▸ What to do: Gather each line of the entries below that includes "fair".

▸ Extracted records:
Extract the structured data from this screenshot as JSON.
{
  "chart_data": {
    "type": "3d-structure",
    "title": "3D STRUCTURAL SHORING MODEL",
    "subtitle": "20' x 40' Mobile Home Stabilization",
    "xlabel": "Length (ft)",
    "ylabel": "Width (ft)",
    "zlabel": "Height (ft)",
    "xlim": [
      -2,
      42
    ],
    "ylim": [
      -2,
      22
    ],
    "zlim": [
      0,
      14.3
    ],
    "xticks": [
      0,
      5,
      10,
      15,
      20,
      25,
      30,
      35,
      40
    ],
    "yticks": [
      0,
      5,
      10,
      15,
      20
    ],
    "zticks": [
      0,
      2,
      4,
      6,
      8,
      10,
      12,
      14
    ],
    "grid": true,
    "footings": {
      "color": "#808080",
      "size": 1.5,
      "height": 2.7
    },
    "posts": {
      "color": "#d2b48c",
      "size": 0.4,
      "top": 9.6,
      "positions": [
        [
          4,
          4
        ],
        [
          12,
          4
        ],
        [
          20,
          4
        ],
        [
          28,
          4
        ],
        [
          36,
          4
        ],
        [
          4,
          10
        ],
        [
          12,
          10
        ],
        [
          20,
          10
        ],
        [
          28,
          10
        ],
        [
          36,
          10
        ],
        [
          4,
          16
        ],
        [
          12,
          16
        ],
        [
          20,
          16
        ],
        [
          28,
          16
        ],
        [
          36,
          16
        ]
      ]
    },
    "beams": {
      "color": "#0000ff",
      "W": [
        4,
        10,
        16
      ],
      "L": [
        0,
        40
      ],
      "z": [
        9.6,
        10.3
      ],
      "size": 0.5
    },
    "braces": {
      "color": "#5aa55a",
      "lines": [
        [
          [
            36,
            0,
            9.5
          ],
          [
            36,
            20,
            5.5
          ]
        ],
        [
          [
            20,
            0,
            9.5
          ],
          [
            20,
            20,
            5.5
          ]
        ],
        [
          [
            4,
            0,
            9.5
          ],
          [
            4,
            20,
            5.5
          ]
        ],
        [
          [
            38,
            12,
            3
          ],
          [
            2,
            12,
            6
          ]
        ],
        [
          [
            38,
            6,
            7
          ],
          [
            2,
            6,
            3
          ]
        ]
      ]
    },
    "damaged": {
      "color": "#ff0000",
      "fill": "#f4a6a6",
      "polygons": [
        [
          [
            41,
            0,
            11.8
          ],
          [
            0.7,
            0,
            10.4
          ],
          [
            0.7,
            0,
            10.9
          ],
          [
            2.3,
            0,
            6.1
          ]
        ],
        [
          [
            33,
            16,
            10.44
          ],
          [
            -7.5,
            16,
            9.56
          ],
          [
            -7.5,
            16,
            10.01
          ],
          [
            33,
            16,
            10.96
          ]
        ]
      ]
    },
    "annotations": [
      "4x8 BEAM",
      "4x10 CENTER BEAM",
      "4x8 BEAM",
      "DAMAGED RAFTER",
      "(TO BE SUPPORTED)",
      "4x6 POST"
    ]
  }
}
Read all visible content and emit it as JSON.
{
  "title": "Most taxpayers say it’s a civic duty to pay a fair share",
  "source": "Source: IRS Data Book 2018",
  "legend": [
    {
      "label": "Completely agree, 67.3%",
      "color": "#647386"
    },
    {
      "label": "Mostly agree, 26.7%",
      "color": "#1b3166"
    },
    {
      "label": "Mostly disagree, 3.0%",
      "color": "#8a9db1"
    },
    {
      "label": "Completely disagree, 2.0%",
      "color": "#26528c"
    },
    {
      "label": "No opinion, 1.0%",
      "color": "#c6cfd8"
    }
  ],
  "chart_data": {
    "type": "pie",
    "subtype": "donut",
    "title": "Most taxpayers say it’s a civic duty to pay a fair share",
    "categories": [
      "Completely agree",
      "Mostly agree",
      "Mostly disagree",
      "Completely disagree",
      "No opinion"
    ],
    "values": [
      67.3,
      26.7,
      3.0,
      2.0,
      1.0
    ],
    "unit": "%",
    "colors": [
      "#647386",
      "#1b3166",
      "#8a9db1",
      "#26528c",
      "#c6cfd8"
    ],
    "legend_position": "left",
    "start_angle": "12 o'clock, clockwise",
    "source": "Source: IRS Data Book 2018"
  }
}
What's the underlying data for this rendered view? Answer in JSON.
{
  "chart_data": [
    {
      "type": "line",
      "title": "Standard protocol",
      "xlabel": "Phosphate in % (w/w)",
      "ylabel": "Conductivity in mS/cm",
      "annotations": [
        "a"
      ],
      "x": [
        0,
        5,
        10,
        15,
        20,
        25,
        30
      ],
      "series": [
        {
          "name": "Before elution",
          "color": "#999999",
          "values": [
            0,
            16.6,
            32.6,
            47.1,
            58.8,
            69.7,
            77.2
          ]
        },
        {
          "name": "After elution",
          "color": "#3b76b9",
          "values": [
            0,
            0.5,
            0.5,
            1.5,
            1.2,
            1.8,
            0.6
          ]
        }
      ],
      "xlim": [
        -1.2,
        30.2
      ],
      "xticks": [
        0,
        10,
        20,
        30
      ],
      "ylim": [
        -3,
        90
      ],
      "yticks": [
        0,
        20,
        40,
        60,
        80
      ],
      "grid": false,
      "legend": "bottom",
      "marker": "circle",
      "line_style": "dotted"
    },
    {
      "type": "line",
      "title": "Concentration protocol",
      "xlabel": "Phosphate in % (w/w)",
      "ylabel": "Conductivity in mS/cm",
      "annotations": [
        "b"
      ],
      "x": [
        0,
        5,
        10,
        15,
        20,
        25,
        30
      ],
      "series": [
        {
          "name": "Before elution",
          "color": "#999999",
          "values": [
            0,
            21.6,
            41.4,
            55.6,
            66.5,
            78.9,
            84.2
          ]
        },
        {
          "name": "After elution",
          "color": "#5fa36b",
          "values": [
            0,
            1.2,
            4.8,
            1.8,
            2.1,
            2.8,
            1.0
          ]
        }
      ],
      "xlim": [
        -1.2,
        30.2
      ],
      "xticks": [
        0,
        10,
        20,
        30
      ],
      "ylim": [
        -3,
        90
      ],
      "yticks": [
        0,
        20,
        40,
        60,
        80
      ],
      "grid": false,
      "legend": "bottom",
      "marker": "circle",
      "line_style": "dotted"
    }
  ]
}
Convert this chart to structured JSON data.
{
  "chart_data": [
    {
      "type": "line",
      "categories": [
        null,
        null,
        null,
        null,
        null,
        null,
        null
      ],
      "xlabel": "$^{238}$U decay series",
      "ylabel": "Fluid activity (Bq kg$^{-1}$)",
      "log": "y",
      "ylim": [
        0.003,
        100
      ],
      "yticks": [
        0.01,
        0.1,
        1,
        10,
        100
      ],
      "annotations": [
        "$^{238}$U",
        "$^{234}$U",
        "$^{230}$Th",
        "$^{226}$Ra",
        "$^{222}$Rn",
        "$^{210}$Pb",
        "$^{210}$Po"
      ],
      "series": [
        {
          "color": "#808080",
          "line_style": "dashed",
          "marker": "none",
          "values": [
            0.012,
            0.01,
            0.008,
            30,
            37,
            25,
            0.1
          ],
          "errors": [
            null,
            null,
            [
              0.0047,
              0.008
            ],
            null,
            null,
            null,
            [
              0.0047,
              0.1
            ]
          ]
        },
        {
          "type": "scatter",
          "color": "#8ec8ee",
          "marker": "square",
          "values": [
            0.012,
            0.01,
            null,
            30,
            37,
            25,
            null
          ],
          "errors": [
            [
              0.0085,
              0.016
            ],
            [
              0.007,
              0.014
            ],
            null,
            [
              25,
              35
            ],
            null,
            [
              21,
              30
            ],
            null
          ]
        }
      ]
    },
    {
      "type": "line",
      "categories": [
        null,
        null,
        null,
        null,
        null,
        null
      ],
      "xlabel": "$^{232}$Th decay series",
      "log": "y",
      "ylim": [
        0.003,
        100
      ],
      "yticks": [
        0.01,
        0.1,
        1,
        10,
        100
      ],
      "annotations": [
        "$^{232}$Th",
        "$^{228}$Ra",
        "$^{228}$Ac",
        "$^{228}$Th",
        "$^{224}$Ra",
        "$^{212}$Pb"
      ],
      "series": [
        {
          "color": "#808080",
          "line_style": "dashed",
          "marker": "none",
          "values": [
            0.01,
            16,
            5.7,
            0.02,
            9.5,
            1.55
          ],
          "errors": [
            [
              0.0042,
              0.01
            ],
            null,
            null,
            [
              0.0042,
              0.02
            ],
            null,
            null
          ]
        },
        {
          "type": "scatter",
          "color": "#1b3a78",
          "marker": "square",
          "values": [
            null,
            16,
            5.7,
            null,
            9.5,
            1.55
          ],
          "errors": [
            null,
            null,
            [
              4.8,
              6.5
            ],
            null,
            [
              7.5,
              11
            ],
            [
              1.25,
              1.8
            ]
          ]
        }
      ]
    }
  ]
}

▸ Exercise response:
  "title": "Most taxpayers say it’s a civic duty to pay a fair share",
    "title": "Most taxpayers say it’s a civic duty to pay a fair share",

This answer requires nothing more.